REQUEST: Pick out every line in the data below that holds "content".

Structured figure records:

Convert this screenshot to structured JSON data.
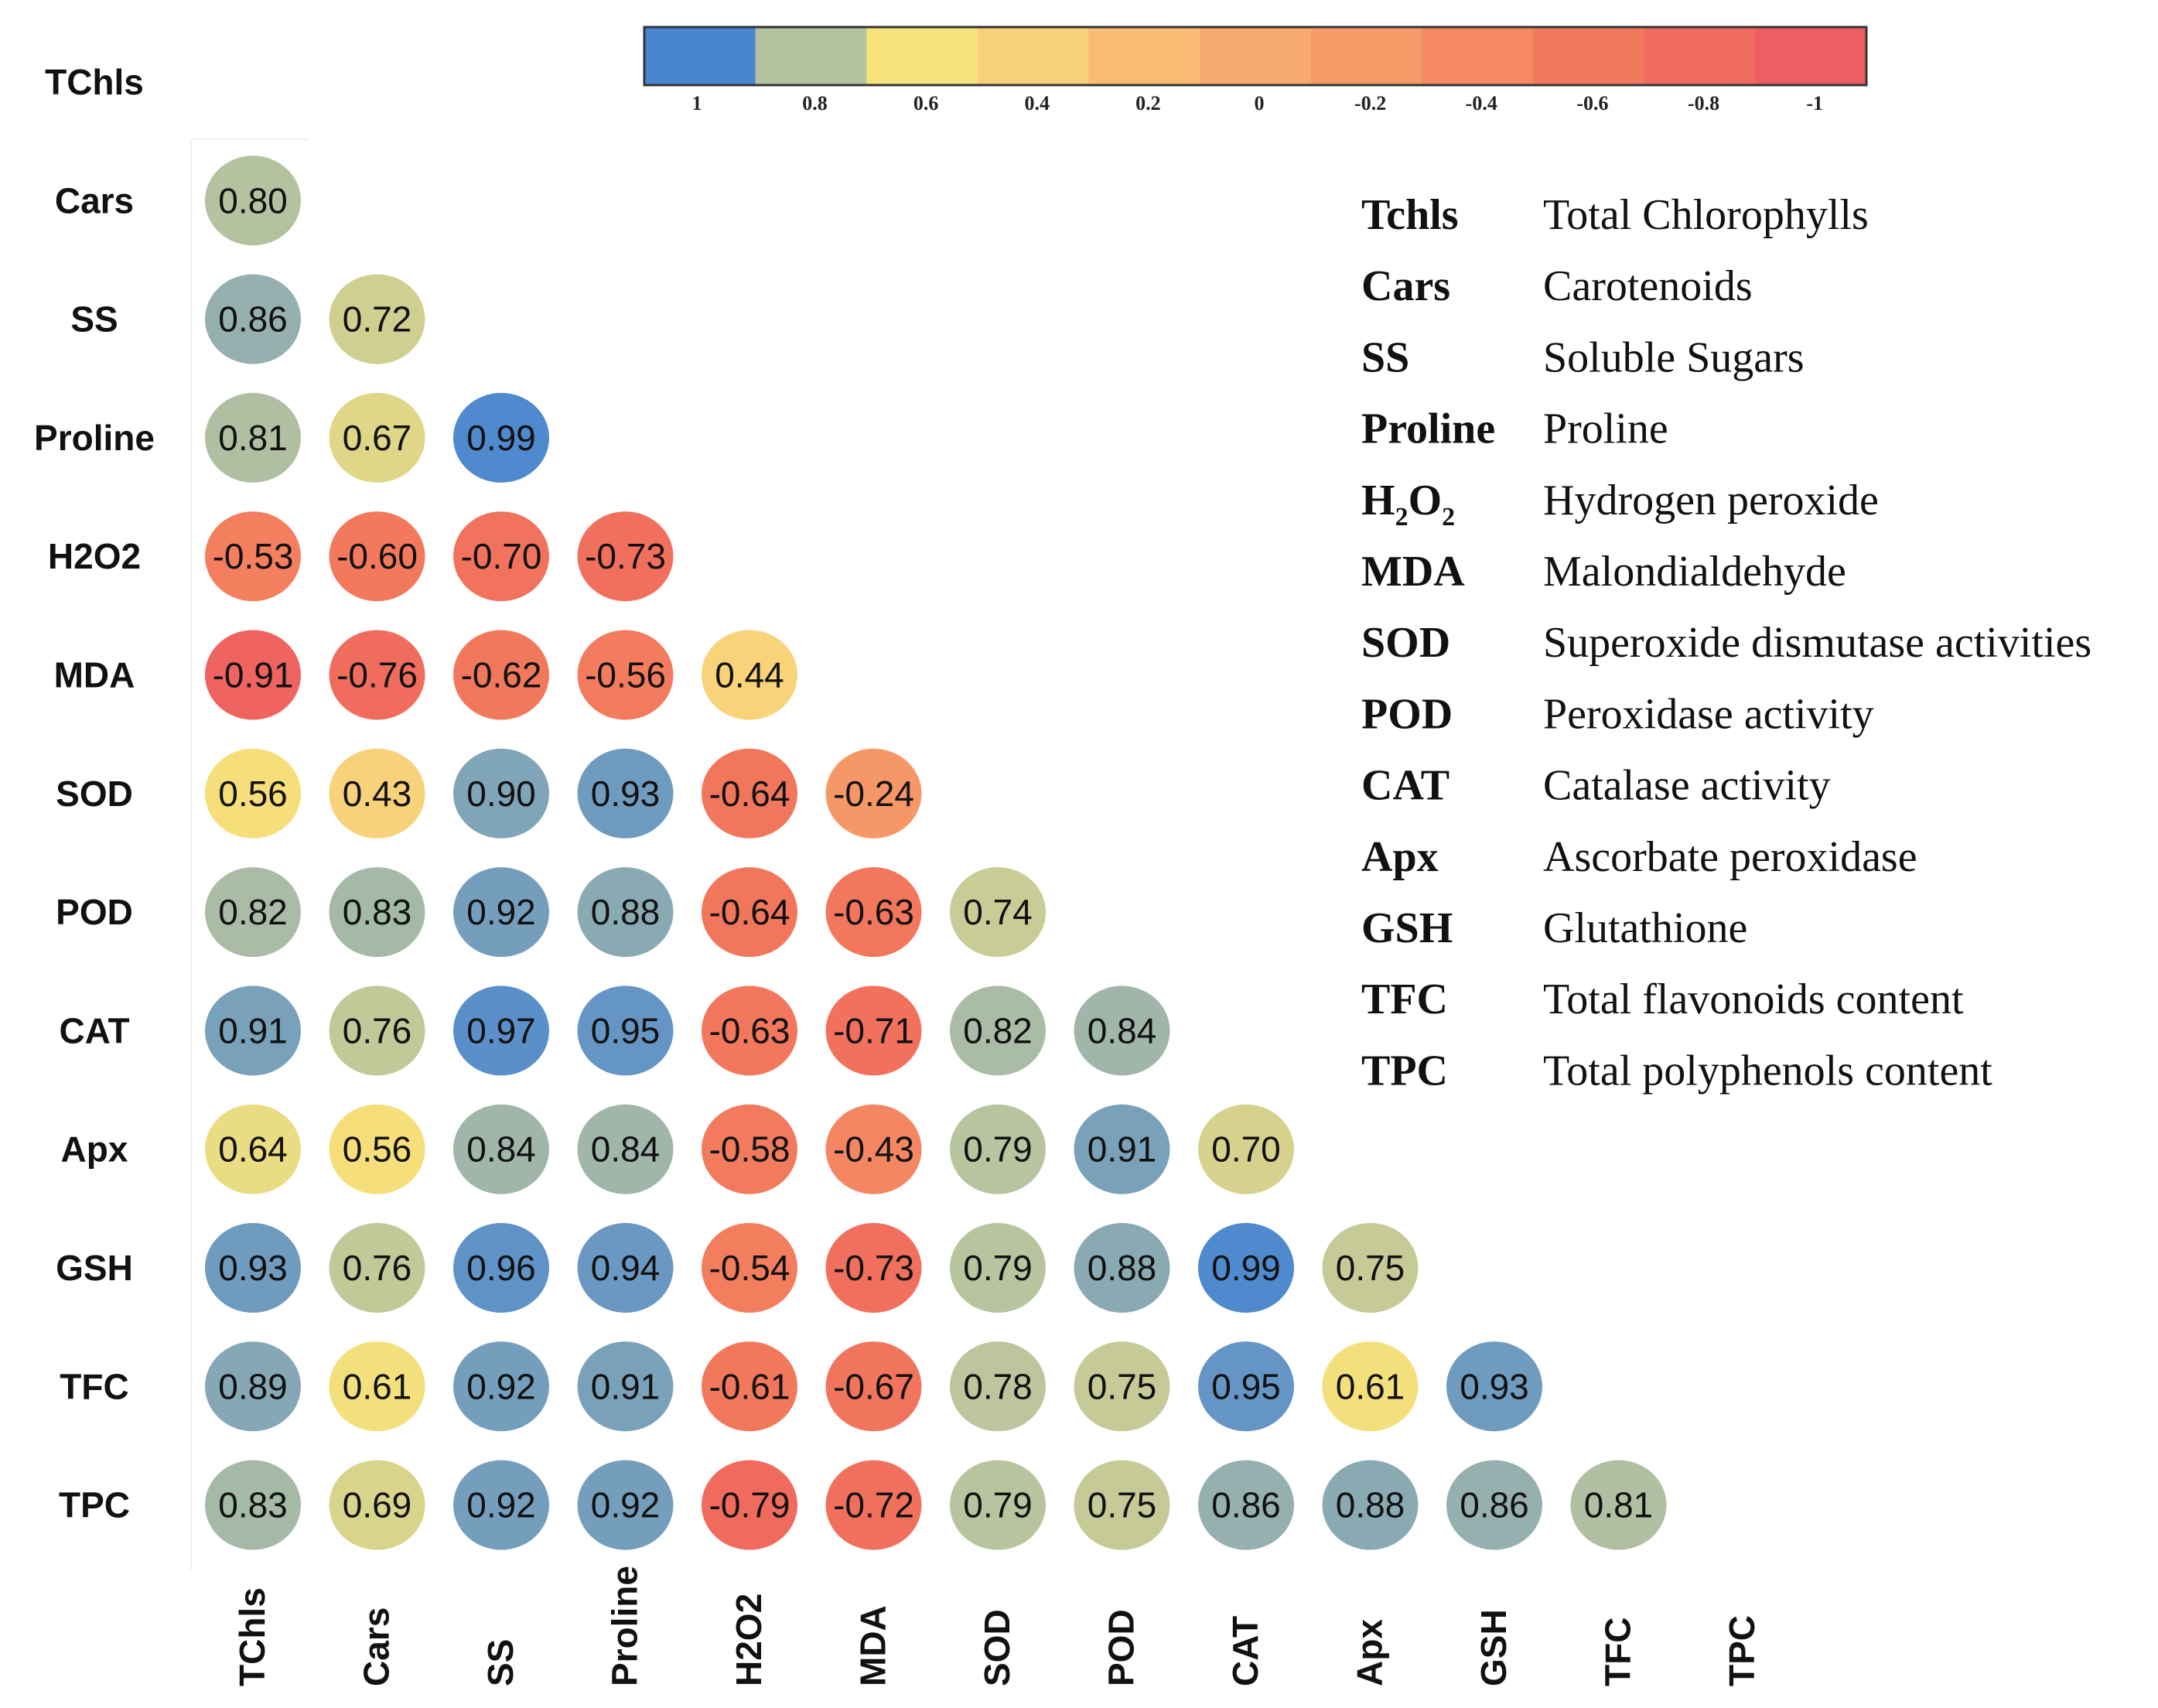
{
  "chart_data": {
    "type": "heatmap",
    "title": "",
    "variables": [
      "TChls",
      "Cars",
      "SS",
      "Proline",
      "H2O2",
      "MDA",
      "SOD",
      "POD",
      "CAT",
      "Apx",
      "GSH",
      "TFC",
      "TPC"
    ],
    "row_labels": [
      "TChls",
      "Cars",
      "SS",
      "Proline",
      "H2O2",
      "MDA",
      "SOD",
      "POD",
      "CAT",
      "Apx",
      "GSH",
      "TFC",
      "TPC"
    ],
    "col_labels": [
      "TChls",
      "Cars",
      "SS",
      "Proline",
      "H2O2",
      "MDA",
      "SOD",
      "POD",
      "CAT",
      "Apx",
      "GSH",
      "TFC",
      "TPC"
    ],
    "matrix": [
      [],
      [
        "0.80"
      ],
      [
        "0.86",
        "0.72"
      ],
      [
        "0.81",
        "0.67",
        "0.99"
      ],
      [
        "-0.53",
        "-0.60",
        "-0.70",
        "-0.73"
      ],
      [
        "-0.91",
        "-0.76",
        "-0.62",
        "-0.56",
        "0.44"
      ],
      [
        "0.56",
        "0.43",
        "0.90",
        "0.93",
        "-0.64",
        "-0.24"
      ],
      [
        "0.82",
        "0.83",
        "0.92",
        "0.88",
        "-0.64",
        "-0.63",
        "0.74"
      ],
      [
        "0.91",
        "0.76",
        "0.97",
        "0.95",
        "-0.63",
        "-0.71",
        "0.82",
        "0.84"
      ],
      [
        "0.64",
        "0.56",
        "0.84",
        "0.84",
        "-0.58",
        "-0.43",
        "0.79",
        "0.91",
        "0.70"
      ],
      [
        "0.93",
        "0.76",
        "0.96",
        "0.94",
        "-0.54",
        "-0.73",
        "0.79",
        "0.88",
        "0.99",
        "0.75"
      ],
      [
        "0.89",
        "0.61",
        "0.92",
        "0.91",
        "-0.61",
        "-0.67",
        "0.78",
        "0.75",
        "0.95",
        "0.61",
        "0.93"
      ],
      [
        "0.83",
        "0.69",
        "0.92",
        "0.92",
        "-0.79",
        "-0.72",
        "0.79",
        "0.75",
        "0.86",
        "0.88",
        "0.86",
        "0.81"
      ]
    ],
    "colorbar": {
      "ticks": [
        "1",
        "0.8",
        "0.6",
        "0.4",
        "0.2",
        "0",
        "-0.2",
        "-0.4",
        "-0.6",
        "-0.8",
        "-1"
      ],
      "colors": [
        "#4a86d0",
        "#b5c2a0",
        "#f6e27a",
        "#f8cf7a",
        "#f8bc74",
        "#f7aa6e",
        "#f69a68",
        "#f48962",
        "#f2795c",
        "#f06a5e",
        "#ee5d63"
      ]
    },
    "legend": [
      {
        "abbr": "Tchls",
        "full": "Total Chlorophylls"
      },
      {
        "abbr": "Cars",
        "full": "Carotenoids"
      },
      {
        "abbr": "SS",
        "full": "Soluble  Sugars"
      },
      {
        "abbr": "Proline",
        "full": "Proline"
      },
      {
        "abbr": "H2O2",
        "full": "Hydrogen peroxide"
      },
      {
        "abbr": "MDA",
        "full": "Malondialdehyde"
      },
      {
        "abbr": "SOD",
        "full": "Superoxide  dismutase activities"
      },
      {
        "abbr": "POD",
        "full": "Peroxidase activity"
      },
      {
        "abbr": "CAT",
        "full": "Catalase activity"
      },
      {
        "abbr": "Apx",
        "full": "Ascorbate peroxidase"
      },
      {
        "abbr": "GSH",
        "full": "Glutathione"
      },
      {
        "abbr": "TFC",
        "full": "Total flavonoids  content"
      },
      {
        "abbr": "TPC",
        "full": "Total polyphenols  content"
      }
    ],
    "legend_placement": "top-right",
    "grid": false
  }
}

---

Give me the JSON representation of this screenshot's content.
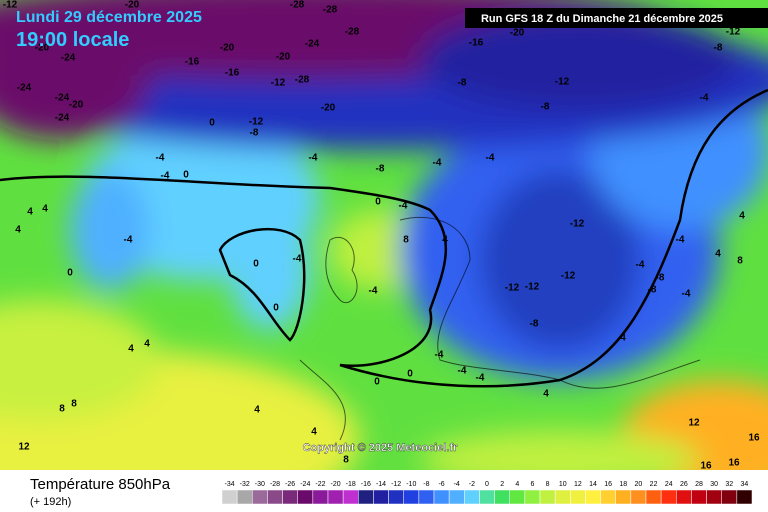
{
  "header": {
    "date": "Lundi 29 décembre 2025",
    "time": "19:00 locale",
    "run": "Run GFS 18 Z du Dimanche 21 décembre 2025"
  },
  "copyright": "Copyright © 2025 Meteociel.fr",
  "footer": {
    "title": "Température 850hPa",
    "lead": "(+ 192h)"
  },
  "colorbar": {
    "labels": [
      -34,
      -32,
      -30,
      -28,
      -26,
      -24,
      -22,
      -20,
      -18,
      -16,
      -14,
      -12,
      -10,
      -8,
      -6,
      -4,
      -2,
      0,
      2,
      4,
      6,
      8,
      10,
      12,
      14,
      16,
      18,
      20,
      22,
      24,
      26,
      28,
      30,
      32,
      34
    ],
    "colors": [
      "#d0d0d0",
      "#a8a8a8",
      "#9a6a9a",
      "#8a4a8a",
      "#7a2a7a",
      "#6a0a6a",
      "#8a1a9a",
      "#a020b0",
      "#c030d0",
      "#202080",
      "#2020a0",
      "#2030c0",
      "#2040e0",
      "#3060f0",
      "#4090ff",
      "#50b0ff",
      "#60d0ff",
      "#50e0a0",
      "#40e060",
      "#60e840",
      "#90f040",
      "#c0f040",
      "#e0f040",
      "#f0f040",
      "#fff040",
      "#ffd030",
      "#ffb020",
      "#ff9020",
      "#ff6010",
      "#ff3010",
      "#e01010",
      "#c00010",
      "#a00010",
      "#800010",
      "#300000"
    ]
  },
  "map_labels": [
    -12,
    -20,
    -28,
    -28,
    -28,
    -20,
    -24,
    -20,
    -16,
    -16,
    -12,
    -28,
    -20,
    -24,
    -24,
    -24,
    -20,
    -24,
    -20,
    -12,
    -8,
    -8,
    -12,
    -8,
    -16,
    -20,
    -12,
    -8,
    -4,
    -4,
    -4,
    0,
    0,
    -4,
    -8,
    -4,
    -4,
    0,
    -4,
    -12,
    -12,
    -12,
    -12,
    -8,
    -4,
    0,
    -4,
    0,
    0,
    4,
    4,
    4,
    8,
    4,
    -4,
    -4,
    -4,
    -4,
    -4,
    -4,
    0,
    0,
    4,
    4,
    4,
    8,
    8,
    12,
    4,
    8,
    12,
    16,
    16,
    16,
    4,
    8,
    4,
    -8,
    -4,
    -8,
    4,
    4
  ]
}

FINAL ANSWER:
        "full": "Total flavonoids  content"
        "full": "Total polyphenols  content"
Give me the JSON representation of this screenshot's content.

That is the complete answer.